What is asked — The data below should be restated word for word, with every picture omitted.

* BEGIN Records for the exercise *

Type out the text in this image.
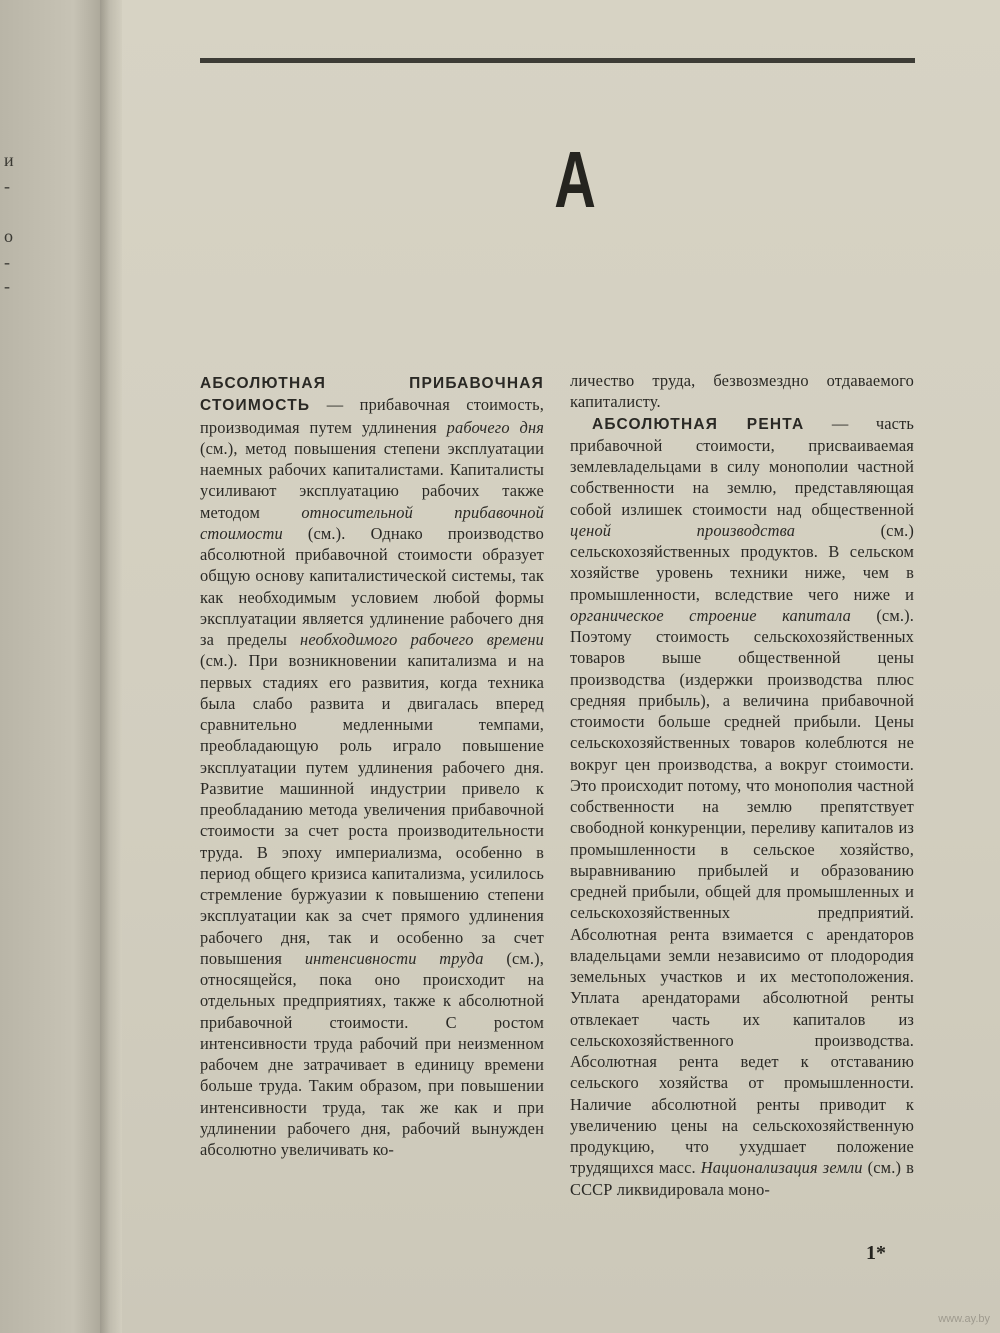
и
-
о
-
-
А

АБСОЛЮТНАЯ ПРИБАВОЧНАЯ СТОИМОСТЬ — прибавочная стоимость, производимая путем удлинения рабочего дня (см.), метод повышения степени эксплуатации наемных рабочих капиталистами. Капиталисты усиливают эксплуатацию рабочих также методом относительной прибавочной стоимости (см.). Однако производство абсолютной прибавочной стоимости образует общую основу капиталистической системы, так как необходимым условием любой формы эксплуатации является удлинение рабочего дня за пределы необходимого рабочего времени (см.). При возникновении капитализма и на первых стадиях его развития, когда техника была слабо развита и двигалась вперед сравнительно медленными темпами, преобладающую роль играло повышение эксплуатации путем удлинения рабочего дня. Развитие машинной индустрии привело к преобладанию метода увеличения прибавочной стоимости за счет роста производительности труда. В эпоху империализма, особенно в период общего кризиса капитализма, усилилось стремление буржуазии к повышению степени эксплуатации как за счет прямого удлинения рабочего дня, так и особенно за счет повышения интенсивности труда (см.), относящейся, пока оно происходит на отдельных предприятиях, также к абсолютной прибавочной стоимости. С ростом интенсивности труда рабочий при неизменном рабочем дне затрачивает в единицу времени больше труда. Таким образом, при повышении интенсивности труда, так же как и при удлинении рабочего дня, рабочий вынужден абсолютно увеличивать ко-

личество труда, безвозмездно отдаваемого капиталисту.

АБСОЛЮТНАЯ РЕНТА — часть прибавочной стоимости, присваиваемая землевладельцами в силу монополии частной собственности на землю, представляющая собой излишек стоимости над общественной ценой производства (см.) сельскохозяйственных продуктов. В сельском хозяйстве уровень техники ниже, чем в промышленности, вследствие чего ниже и органическое строение капитала (см.). Поэтому стоимость сельскохозяйственных товаров выше общественной цены производства (издержки производства плюс средняя прибыль), а величина прибавочной стоимости больше средней прибыли. Цены сельскохозяйственных товаров колеблются не вокруг цен производства, а вокруг стоимости. Это происходит потому, что монополия частной собственности на землю препятствует свободной конкуренции, переливу капиталов из промышленности в сельское хозяйство, выравниванию прибылей и образованию средней прибыли, общей для промышленных и сельскохозяйственных предприятий. Абсолютная рента взимается с арендаторов владельцами земли независимо от плодородия земельных участков и их местоположения. Уплата арендаторами абсолютной ренты отвлекает часть их капиталов из сельскохозяйственного производства. Абсолютная рента ведет к отставанию сельского хозяйства от промышленности. Наличие абсолютной ренты приводит к увеличению цены на сельскохозяйственную продукцию, что ухудшает положение трудящихся масс. Национализация земли (см.) в СССР ликвидировала моно-

1*
www.ay.by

* END Records for the exercise *

Response to the task —
Type out the text in this image.
и
-
о
-
-
А

АБСОЛЮТНАЯ ПРИБАВОЧНАЯ СТОИМОСТЬ — прибавочная стоимость, производимая путем удлинения рабочего дня (см.), метод повышения степени эксплуатации наемных рабочих капиталистами. Капиталисты усиливают эксплуатацию рабочих также методом относительной прибавочной стоимости (см.). Однако производство абсолютной прибавочной стоимости образует общую основу капиталистической системы, так как необходимым условием любой формы эксплуатации является удлинение рабочего дня за пределы необходимого рабочего времени (см.). При возникновении капитализма и на первых стадиях его развития, когда техника была слабо развита и двигалась вперед сравнительно медленными темпами, преобладающую роль играло повышение эксплуатации путем удлинения рабочего дня. Развитие машинной индустрии привело к преобладанию метода увеличения прибавочной стоимости за счет роста производительности труда. В эпоху империализма, особенно в период общего кризиса капитализма, усилилось стремление буржуазии к повышению степени эксплуатации как за счет прямого удлинения рабочего дня, так и особенно за счет повышения интенсивности труда (см.), относящейся, пока оно происходит на отдельных предприятиях, также к абсолютной прибавочной стоимости. С ростом интенсивности труда рабочий при неизменном рабочем дне затрачивает в единицу времени больше труда. Таким образом, при повышении интенсивности труда, так же как и при удлинении рабочего дня, рабочий вынужден абсолютно увеличивать ко-

личество труда, безвозмездно отдаваемого капиталисту.

АБСОЛЮТНАЯ РЕНТА — часть прибавочной стоимости, присваиваемая землевладельцами в силу монополии частной собственности на землю, представляющая собой излишек стоимости над общественной ценой производства (см.) сельскохозяйственных продуктов. В сельском хозяйстве уровень техники ниже, чем в промышленности, вследствие чего ниже и органическое строение капитала (см.). Поэтому стоимость сельскохозяйственных товаров выше общественной цены производства (издержки производства плюс средняя прибыль), а величина прибавочной стоимости больше средней прибыли. Цены сельскохозяйственных товаров колеблются не вокруг цен производства, а вокруг стоимости. Это происходит потому, что монополия частной собственности на землю препятствует свободной конкуренции, переливу капиталов из промышленности в сельское хозяйство, выравниванию прибылей и образованию средней прибыли, общей для промышленных и сельскохозяйственных предприятий. Абсолютная рента взимается с арендаторов владельцами земли независимо от плодородия земельных участков и их местоположения. Уплата арендаторами абсолютной ренты отвлекает часть их капиталов из сельскохозяйственного производства. Абсолютная рента ведет к отставанию сельского хозяйства от промышленности. Наличие абсолютной ренты приводит к увеличению цены на сельскохозяйственную продукцию, что ухудшает положение трудящихся масс. Национализация земли (см.) в СССР ликвидировала моно-

1*
www.ay.by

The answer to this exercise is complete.